Data excerpts
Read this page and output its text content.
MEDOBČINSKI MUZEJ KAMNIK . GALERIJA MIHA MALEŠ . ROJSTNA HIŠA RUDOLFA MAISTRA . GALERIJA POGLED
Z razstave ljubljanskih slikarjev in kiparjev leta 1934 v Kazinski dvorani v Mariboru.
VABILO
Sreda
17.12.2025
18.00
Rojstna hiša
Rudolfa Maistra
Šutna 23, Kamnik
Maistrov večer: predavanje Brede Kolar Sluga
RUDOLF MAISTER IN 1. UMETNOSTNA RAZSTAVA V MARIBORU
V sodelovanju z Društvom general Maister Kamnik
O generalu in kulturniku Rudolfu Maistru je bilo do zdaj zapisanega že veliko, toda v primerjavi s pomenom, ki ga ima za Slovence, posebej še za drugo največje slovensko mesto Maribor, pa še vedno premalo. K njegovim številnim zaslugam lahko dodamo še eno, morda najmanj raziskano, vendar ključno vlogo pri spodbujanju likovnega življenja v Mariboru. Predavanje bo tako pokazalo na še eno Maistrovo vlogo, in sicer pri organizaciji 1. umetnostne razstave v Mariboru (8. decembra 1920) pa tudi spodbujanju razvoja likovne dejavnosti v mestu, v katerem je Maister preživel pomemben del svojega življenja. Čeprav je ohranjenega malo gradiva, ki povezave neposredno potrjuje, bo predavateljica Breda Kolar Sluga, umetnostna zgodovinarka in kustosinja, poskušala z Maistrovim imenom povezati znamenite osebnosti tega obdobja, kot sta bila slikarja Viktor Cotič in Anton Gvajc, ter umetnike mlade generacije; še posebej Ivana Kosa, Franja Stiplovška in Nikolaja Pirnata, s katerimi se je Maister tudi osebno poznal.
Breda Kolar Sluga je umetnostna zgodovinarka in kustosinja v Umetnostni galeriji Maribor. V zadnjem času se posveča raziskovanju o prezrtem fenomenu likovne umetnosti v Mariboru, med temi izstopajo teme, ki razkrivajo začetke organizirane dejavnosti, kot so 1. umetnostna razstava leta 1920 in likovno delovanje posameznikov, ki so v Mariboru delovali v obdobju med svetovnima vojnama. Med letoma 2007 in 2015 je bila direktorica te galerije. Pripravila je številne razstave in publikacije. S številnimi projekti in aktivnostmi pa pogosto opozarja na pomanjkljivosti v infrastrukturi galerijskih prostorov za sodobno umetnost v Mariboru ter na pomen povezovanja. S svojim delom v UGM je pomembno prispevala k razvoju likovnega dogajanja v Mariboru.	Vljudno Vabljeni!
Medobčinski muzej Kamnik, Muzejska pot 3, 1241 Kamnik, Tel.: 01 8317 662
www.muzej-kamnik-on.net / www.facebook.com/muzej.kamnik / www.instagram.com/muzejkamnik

■ **Short problem**
Repeat the records above exactly as they appear.

■ **Response to the exercise**
Read this page and output its text content.
MEDOBČINSKI MUZEJ KAMNIK . GALERIJA MIHA MALEŠ . ROJSTNA HIŠA RUDOLFA MAISTRA . GALERIJA POGLED
Z razstave ljubljanskih slikarjev in kiparjev leta 1934 v Kazinski dvorani v Mariboru.
VABILO
Sreda
17.12.2025
18.00
Rojstna hiša
Rudolfa Maistra
Šutna 23, Kamnik
Maistrov večer: predavanje Brede Kolar Sluga
RUDOLF MAISTER IN 1. UMETNOSTNA RAZSTAVA V MARIBORU
V sodelovanju z Društvom general Maister Kamnik
O generalu in kulturniku Rudolfu Maistru je bilo do zdaj zapisanega že veliko, toda v primerjavi s pomenom, ki ga ima za Slovence, posebej še za drugo največje slovensko mesto Maribor, pa še vedno premalo. K njegovim številnim zaslugam lahko dodamo še eno, morda najmanj raziskano, vendar ključno vlogo pri spodbujanju likovnega življenja v Mariboru. Predavanje bo tako pokazalo na še eno Maistrovo vlogo, in sicer pri organizaciji 1. umetnostne razstave v Mariboru (8. decembra 1920) pa tudi spodbujanju razvoja likovne dejavnosti v mestu, v katerem je Maister preživel pomemben del svojega življenja. Čeprav je ohranjenega malo gradiva, ki povezave neposredno potrjuje, bo predavateljica Breda Kolar Sluga, umetnostna zgodovinarka in kustosinja, poskušala z Maistrovim imenom povezati znamenite osebnosti tega obdobja, kot sta bila slikarja Viktor Cotič in Anton Gvajc, ter umetnike mlade generacije; še posebej Ivana Kosa, Franja Stiplovška in Nikolaja Pirnata, s katerimi se je Maister tudi osebno poznal.
Breda Kolar Sluga je umetnostna zgodovinarka in kustosinja v Umetnostni galeriji Maribor. V zadnjem času se posveča raziskovanju o prezrtem fenomenu likovne umetnosti v Mariboru, med temi izstopajo teme, ki razkrivajo začetke organizirane dejavnosti, kot so 1. umetnostna razstava leta 1920 in likovno delovanje posameznikov, ki so v Mariboru delovali v obdobju med svetovnima vojnama. Med letoma 2007 in 2015 je bila direktorica te galerije. Pripravila je številne razstave in publikacije. S številnimi projekti in aktivnostmi pa pogosto opozarja na pomanjkljivosti v infrastrukturi galerijskih prostorov za sodobno umetnost v Mariboru ter na pomen povezovanja. S svojim delom v UGM je pomembno prispevala k razvoju likovnega dogajanja v Mariboru.	Vljudno Vabljeni!
Medobčinski muzej Kamnik, Muzejska pot 3, 1241 Kamnik, Tel.: 01 8317 662
www.muzej-kamnik-on.net / www.facebook.com/muzej.kamnik / www.instagram.com/muzejkamnik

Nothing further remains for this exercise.